WHAT IS NEEDED
Restate the whole listing exactly.

EXERCISE DATA
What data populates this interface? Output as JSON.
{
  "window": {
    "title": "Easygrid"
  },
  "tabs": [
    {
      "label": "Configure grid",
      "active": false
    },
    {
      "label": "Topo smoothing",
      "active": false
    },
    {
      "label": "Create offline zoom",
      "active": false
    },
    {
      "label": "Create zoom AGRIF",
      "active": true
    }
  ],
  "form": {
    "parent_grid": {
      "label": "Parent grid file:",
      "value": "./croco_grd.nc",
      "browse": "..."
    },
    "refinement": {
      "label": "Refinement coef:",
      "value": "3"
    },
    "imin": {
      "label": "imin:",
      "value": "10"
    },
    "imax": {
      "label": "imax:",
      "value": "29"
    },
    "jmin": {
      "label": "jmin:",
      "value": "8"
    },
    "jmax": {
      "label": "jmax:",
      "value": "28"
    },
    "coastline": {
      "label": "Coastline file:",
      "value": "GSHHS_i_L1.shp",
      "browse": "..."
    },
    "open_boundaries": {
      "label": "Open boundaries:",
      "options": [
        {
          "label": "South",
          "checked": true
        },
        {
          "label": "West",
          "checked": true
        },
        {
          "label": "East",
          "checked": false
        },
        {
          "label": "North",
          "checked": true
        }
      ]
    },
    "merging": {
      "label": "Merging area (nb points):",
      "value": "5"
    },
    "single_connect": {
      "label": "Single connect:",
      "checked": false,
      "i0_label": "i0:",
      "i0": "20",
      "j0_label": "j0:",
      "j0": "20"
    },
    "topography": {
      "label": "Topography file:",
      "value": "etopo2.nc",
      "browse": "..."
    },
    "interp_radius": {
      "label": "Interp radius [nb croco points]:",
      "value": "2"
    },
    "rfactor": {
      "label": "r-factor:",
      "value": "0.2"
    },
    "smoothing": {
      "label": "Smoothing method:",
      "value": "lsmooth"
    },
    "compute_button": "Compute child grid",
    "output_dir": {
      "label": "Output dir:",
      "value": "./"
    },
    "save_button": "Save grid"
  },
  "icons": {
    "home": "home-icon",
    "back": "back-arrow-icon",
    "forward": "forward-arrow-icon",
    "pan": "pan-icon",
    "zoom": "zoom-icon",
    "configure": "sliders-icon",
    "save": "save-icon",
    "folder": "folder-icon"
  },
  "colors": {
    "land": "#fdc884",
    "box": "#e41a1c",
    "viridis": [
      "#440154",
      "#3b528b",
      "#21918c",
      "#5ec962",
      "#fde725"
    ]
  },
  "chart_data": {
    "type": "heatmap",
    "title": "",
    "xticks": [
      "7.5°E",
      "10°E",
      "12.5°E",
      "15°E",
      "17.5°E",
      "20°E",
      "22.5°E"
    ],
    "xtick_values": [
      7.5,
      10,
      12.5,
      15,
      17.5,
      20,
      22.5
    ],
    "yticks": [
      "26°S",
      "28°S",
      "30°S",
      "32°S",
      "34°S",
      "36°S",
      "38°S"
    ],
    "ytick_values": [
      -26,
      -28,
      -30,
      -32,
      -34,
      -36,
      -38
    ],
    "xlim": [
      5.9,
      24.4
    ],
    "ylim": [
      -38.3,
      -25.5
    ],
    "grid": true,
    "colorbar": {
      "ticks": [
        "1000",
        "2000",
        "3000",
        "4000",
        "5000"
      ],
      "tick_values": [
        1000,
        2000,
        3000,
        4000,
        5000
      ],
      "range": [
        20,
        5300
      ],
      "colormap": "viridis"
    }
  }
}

OUTPUT OF THE TASK
What data populates this interface? Output as JSON.
{
  "window": {
    "title": "Easygrid"
  },
  "tabs": [
    {
      "label": "Configure grid",
      "active": false
    },
    {
      "label": "Topo smoothing",
      "active": false
    },
    {
      "label": "Create offline zoom",
      "active": false
    },
    {
      "label": "Create zoom AGRIF",
      "active": true
    }
  ],
  "form": {
    "parent_grid": {
      "label": "Parent grid file:",
      "value": "./croco_grd.nc",
      "browse": "..."
    },
    "refinement": {
      "label": "Refinement coef:",
      "value": "3"
    },
    "imin": {
      "label": "imin:",
      "value": "10"
    },
    "imax": {
      "label": "imax:",
      "value": "29"
    },
    "jmin": {
      "label": "jmin:",
      "value": "8"
    },
    "jmax": {
      "label": "jmax:",
      "value": "28"
    },
    "coastline": {
      "label": "Coastline file:",
      "value": "GSHHS_i_L1.shp",
      "browse": "..."
    },
    "open_boundaries": {
      "label": "Open boundaries:",
      "options": [
        {
          "label": "South",
          "checked": true
        },
        {
          "label": "West",
          "checked": true
        },
        {
          "label": "East",
          "checked": false
        },
        {
          "label": "North",
          "checked": true
        }
      ]
    },
    "merging": {
      "label": "Merging area (nb points):",
      "value": "5"
    },
    "single_connect": {
      "label": "Single connect:",
      "checked": false,
      "i0_label": "i0:",
      "i0": "20",
      "j0_label": "j0:",
      "j0": "20"
    },
    "topography": {
      "label": "Topography file:",
      "value": "etopo2.nc",
      "browse": "..."
    },
    "interp_radius": {
      "label": "Interp radius [nb croco points]:",
      "value": "2"
    },
    "rfactor": {
      "label": "r-factor:",
      "value": "0.2"
    },
    "smoothing": {
      "label": "Smoothing method:",
      "value": "lsmooth"
    },
    "compute_button": "Compute child grid",
    "output_dir": {
      "label": "Output dir:",
      "value": "./"
    },
    "save_button": "Save grid"
  },
  "icons": {
    "home": "home-icon",
    "back": "back-arrow-icon",
    "forward": "forward-arrow-icon",
    "pan": "pan-icon",
    "zoom": "zoom-icon",
    "configure": "sliders-icon",
    "save": "save-icon",
    "folder": "folder-icon"
  },
  "colors": {
    "land": "#fdc884",
    "box": "#e41a1c",
    "viridis": [
      "#440154",
      "#3b528b",
      "#21918c",
      "#5ec962",
      "#fde725"
    ]
  },
  "chart_data": {
    "type": "heatmap",
    "title": "",
    "xticks": [
      "7.5°E",
      "10°E",
      "12.5°E",
      "15°E",
      "17.5°E",
      "20°E",
      "22.5°E"
    ],
    "xtick_values": [
      7.5,
      10,
      12.5,
      15,
      17.5,
      20,
      22.5
    ],
    "yticks": [
      "26°S",
      "28°S",
      "30°S",
      "32°S",
      "34°S",
      "36°S",
      "38°S"
    ],
    "ytick_values": [
      -26,
      -28,
      -30,
      -32,
      -34,
      -36,
      -38
    ],
    "xlim": [
      5.9,
      24.4
    ],
    "ylim": [
      -38.3,
      -25.5
    ],
    "grid": true,
    "colorbar": {
      "ticks": [
        "1000",
        "2000",
        "3000",
        "4000",
        "5000"
      ],
      "tick_values": [
        1000,
        2000,
        3000,
        4000,
        5000
      ],
      "range": [
        20,
        5300
      ],
      "colormap": "viridis"
    }
  }
}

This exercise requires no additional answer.